-- Start Source data --
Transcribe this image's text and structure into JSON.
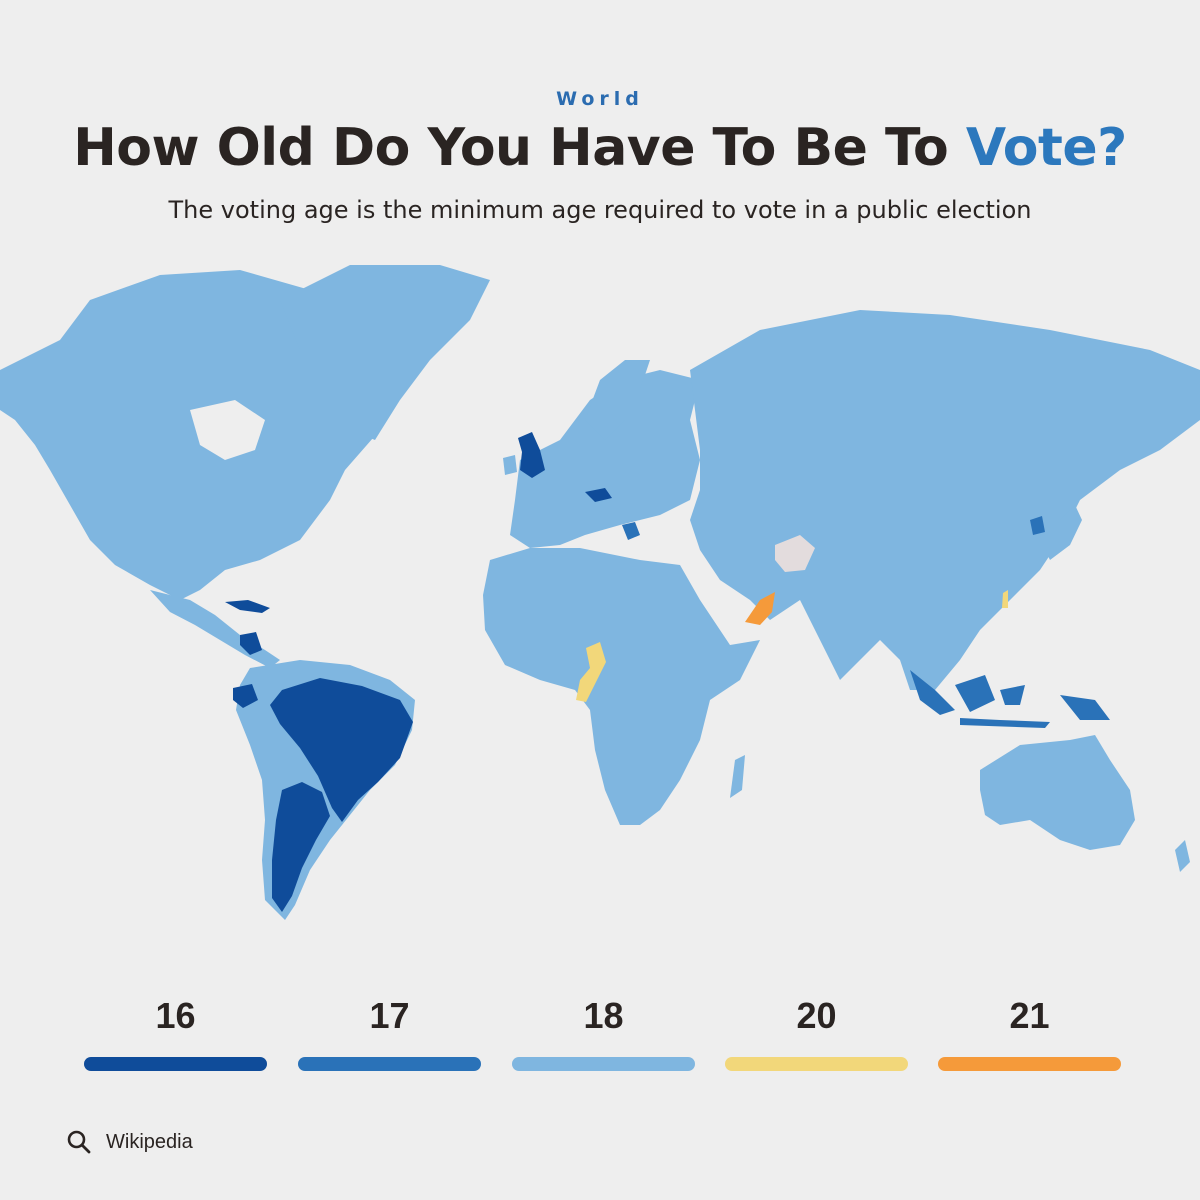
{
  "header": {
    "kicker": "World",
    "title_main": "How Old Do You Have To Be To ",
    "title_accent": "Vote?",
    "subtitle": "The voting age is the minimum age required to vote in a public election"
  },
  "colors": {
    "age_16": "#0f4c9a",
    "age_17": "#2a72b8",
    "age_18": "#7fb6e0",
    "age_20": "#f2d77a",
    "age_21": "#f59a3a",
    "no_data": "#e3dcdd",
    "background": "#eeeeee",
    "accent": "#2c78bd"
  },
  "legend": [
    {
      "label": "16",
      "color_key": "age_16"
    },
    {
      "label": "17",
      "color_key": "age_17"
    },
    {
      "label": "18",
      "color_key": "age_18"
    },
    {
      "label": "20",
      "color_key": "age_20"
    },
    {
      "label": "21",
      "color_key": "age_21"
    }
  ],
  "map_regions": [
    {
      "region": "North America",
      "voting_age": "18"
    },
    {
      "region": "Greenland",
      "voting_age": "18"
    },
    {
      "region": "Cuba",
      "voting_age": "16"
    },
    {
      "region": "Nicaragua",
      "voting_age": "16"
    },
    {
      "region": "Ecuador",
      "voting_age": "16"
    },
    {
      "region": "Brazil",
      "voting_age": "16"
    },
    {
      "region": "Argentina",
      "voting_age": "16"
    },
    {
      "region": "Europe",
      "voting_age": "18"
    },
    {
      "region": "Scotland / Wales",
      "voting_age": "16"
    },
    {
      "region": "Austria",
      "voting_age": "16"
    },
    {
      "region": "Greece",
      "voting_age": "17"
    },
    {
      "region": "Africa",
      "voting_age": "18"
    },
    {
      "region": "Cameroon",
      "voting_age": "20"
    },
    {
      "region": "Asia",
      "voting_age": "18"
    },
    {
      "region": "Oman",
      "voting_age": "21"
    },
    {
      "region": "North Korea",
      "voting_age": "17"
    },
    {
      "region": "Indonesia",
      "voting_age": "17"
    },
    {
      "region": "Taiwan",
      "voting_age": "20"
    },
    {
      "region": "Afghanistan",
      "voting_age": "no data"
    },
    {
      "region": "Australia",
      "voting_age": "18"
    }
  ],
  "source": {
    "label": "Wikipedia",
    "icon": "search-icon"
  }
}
-- End Source data --
Transcribe the listing in full and omit the pictures.

Transcribe this image's text and structure into JSON.
{
  "header": {
    "kicker": "World",
    "title_main": "How Old Do You Have To Be To ",
    "title_accent": "Vote?",
    "subtitle": "The voting age is the minimum age required to vote in a public election"
  },
  "colors": {
    "age_16": "#0f4c9a",
    "age_17": "#2a72b8",
    "age_18": "#7fb6e0",
    "age_20": "#f2d77a",
    "age_21": "#f59a3a",
    "no_data": "#e3dcdd",
    "background": "#eeeeee",
    "accent": "#2c78bd"
  },
  "legend": [
    {
      "label": "16",
      "color_key": "age_16"
    },
    {
      "label": "17",
      "color_key": "age_17"
    },
    {
      "label": "18",
      "color_key": "age_18"
    },
    {
      "label": "20",
      "color_key": "age_20"
    },
    {
      "label": "21",
      "color_key": "age_21"
    }
  ],
  "map_regions": [
    {
      "region": "North America",
      "voting_age": "18"
    },
    {
      "region": "Greenland",
      "voting_age": "18"
    },
    {
      "region": "Cuba",
      "voting_age": "16"
    },
    {
      "region": "Nicaragua",
      "voting_age": "16"
    },
    {
      "region": "Ecuador",
      "voting_age": "16"
    },
    {
      "region": "Brazil",
      "voting_age": "16"
    },
    {
      "region": "Argentina",
      "voting_age": "16"
    },
    {
      "region": "Europe",
      "voting_age": "18"
    },
    {
      "region": "Scotland / Wales",
      "voting_age": "16"
    },
    {
      "region": "Austria",
      "voting_age": "16"
    },
    {
      "region": "Greece",
      "voting_age": "17"
    },
    {
      "region": "Africa",
      "voting_age": "18"
    },
    {
      "region": "Cameroon",
      "voting_age": "20"
    },
    {
      "region": "Asia",
      "voting_age": "18"
    },
    {
      "region": "Oman",
      "voting_age": "21"
    },
    {
      "region": "North Korea",
      "voting_age": "17"
    },
    {
      "region": "Indonesia",
      "voting_age": "17"
    },
    {
      "region": "Taiwan",
      "voting_age": "20"
    },
    {
      "region": "Afghanistan",
      "voting_age": "no data"
    },
    {
      "region": "Australia",
      "voting_age": "18"
    }
  ],
  "source": {
    "label": "Wikipedia",
    "icon": "search-icon"
  }
}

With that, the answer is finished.